Task goal: Gather from the listing below each line that includes the word "feet", and copy it.

Supplied material:
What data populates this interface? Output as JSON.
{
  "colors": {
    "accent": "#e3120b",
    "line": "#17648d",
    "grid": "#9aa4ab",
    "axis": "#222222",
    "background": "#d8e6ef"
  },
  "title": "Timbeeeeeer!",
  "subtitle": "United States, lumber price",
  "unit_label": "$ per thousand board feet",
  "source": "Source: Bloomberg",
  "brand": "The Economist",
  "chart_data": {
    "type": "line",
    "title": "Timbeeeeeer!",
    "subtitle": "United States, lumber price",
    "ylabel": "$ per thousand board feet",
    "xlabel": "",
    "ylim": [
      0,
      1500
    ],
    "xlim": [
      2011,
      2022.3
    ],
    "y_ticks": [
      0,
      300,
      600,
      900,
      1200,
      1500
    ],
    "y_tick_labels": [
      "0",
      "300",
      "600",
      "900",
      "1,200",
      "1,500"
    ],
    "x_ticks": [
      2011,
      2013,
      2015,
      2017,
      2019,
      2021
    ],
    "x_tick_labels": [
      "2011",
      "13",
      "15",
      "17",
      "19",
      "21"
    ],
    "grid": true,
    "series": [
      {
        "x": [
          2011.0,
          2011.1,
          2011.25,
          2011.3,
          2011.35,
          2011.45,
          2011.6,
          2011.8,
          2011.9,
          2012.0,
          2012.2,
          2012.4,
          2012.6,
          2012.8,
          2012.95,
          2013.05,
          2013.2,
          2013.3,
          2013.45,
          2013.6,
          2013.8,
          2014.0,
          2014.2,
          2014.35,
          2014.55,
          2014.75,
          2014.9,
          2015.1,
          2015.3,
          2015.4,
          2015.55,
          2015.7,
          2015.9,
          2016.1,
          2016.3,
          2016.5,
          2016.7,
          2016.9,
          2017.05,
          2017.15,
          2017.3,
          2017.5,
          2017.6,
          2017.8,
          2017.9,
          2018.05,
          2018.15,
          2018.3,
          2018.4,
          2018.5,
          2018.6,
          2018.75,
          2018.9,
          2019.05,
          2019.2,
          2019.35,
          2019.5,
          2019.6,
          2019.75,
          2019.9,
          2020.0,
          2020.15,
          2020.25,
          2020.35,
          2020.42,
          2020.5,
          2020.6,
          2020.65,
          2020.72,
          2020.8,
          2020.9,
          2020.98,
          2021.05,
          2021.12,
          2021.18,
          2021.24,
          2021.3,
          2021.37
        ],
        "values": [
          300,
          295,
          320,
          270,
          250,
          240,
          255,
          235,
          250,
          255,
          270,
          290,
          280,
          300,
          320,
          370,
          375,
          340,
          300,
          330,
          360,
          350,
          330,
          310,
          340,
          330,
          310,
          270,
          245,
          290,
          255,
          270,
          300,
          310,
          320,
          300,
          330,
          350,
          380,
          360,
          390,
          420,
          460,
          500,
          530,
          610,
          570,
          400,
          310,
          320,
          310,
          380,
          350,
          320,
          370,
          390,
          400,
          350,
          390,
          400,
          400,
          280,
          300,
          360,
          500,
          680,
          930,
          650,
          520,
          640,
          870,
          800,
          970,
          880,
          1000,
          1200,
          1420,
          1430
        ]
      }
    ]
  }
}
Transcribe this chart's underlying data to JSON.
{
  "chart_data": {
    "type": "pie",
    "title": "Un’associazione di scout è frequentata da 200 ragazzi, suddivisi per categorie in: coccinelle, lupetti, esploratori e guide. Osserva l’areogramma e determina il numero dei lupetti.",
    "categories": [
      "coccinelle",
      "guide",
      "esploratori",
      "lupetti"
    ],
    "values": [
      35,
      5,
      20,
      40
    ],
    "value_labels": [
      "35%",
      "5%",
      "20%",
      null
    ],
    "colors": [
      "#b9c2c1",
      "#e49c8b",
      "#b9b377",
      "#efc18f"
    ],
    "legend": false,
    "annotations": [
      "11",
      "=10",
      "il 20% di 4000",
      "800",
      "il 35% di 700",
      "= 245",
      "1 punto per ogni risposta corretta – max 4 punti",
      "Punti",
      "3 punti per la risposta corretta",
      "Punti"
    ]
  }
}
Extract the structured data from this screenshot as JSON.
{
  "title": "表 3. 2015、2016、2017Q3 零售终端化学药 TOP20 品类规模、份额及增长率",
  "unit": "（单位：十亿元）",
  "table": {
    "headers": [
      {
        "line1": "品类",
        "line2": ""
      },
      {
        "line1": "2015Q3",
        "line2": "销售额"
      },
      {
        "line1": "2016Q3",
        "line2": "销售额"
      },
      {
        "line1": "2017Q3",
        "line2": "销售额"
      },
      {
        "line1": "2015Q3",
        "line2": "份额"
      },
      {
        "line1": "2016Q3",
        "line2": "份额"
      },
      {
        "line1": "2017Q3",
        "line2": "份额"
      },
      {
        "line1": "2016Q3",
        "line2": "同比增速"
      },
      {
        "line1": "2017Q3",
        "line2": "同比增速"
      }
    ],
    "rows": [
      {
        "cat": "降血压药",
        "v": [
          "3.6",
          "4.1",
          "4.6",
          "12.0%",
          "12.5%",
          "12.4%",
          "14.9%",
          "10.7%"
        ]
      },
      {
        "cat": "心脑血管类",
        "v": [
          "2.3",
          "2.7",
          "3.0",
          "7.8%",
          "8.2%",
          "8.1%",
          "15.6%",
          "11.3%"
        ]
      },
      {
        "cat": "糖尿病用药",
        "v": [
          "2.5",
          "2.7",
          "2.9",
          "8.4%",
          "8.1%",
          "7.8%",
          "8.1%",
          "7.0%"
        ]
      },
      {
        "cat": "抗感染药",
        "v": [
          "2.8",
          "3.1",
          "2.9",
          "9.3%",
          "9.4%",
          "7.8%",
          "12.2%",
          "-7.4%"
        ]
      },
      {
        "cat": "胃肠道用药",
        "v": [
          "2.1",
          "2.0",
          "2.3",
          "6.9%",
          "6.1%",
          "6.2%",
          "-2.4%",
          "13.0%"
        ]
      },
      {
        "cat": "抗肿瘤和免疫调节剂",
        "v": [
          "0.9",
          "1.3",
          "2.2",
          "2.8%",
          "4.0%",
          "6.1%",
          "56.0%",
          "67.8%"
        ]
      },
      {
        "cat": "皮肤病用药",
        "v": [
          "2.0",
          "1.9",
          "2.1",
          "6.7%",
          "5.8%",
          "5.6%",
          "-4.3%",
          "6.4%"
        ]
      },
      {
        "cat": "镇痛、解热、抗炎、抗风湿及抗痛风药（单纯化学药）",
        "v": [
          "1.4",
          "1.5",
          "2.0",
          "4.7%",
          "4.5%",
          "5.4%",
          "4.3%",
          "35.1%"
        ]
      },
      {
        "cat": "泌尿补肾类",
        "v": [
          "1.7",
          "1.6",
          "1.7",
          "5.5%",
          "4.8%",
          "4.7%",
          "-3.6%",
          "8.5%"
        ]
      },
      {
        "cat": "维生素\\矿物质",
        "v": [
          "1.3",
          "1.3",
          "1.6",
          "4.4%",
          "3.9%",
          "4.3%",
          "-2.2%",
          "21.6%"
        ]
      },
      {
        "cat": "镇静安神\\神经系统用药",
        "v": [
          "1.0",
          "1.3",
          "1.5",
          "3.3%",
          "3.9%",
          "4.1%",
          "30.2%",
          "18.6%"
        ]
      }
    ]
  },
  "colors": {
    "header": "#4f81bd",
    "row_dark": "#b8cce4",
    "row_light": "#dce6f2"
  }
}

Final result:
  "unit_label": "$ per thousand board feet",
    "ylabel": "$ per thousand board feet",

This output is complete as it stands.